• **Task objective**
In the records below, find each line with the word "world" and copy it.
── Given records
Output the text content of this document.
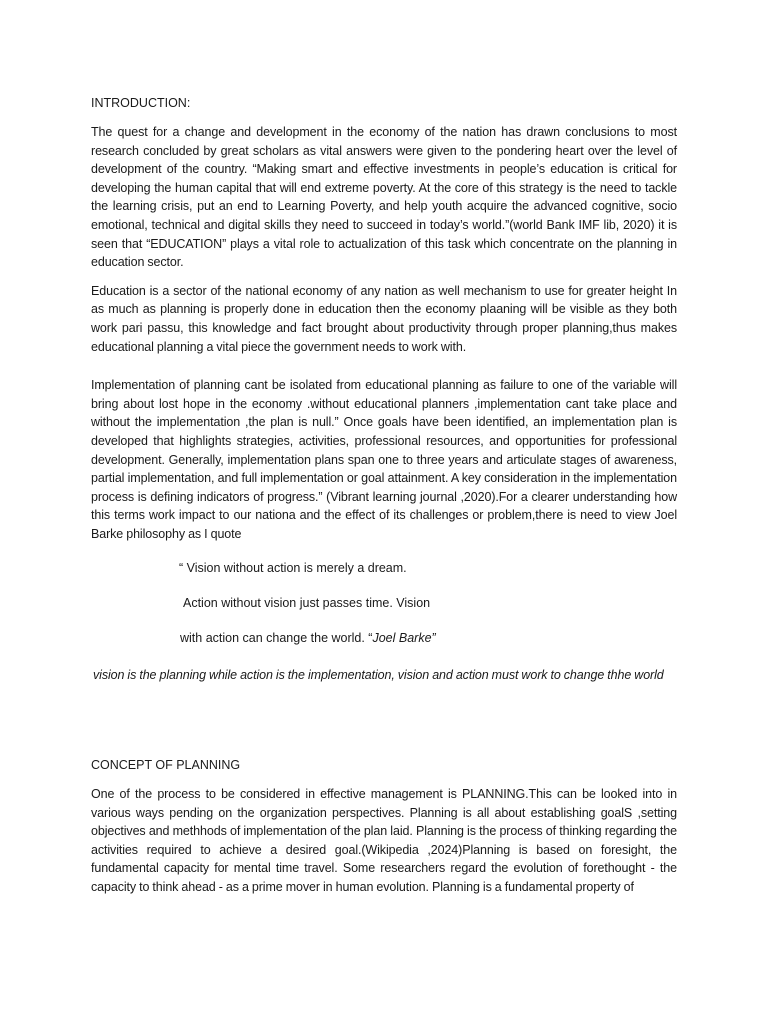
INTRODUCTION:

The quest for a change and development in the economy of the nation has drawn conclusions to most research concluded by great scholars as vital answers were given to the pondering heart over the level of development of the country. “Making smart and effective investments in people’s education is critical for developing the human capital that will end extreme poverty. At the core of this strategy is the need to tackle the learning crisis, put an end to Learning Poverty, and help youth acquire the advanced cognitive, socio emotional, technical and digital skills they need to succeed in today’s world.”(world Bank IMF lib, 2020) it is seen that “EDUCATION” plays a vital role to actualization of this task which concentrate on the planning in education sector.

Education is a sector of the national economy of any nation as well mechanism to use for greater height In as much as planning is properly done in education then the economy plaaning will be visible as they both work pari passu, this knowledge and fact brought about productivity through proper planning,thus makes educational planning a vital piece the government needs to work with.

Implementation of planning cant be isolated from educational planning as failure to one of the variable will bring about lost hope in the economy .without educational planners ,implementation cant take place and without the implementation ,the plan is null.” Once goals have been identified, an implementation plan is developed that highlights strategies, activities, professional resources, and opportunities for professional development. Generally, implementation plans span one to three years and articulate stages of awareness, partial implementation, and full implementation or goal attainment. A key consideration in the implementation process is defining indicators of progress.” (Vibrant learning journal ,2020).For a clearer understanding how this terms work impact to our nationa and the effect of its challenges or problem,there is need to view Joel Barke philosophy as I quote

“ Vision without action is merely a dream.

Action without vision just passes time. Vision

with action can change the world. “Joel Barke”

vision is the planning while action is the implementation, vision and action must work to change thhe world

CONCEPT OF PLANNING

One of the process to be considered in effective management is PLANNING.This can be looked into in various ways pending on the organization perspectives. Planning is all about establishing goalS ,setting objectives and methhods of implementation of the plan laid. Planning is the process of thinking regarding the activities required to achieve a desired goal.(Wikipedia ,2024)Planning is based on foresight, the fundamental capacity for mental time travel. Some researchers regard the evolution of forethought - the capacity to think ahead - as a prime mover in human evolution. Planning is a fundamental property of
────
── Given records
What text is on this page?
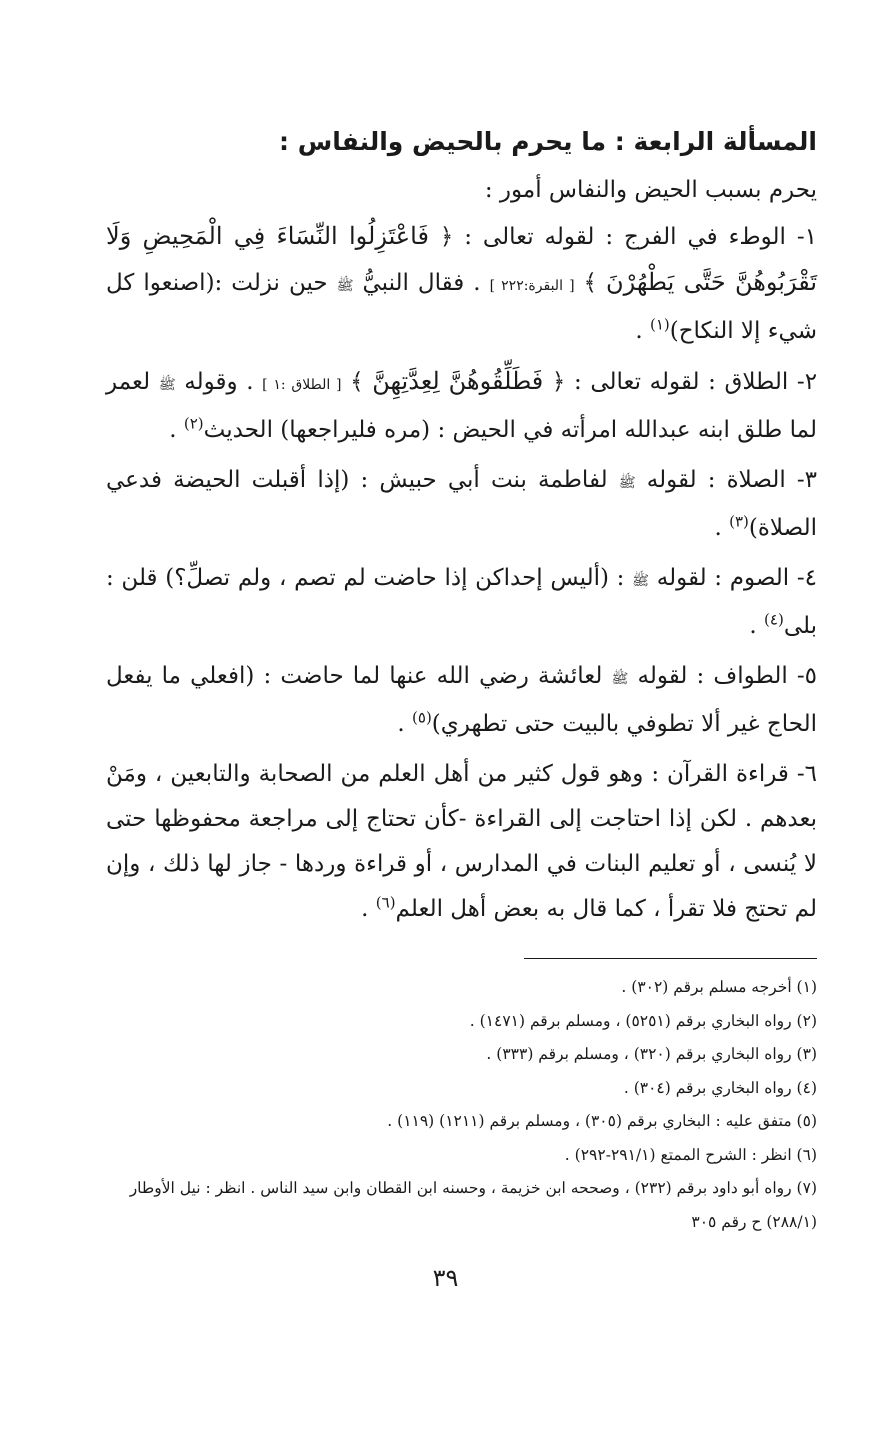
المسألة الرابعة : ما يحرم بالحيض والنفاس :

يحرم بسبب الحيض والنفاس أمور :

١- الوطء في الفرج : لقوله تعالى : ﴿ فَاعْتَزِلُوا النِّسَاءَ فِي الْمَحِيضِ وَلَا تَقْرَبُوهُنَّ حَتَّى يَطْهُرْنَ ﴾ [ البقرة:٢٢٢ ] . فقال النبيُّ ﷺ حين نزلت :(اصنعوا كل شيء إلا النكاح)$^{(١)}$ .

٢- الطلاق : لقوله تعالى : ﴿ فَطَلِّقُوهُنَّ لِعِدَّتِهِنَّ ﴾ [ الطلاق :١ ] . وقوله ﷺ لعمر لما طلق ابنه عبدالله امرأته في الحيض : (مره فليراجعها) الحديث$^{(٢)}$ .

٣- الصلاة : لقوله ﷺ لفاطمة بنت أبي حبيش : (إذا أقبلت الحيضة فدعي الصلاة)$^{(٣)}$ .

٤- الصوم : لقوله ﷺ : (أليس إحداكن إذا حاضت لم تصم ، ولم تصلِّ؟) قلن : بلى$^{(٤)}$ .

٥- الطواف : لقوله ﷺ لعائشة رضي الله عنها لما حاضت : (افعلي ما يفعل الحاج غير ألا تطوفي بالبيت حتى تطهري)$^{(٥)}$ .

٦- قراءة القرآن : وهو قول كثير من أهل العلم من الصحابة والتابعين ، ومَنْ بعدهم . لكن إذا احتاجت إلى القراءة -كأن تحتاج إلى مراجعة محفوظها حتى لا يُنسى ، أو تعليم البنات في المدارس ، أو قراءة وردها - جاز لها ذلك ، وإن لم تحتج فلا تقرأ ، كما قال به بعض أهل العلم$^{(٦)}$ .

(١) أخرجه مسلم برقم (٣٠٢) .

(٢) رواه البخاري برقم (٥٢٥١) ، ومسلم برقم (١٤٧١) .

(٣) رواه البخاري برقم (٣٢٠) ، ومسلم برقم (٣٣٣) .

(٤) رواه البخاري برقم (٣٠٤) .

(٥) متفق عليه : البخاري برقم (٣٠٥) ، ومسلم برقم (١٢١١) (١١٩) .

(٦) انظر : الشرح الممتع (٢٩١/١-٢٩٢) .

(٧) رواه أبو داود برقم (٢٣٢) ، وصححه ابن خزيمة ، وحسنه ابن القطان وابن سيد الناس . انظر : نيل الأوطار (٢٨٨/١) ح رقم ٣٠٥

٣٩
────
• **Finished task**
The quest for a change and development in the economy of the nation has drawn conclusions to most research concluded by great scholars as vital answers were given to the pondering heart over the level of development of the country. “Making smart and effective investments in people’s education is critical for developing the human capital that will end extreme poverty. At the core of this strategy is the need to tackle the learning crisis, put an end to Learning Poverty, and help youth acquire the advanced cognitive, socio emotional, technical and digital skills they need to succeed in today’s world.”(world Bank IMF lib, 2020) it is seen that “EDUCATION” plays a vital role to actualization of this task which concentrate on the planning in education sector.
with action can change the world. “Joel Barke”
vision is the planning while action is the implementation, vision and action must work to change thhe world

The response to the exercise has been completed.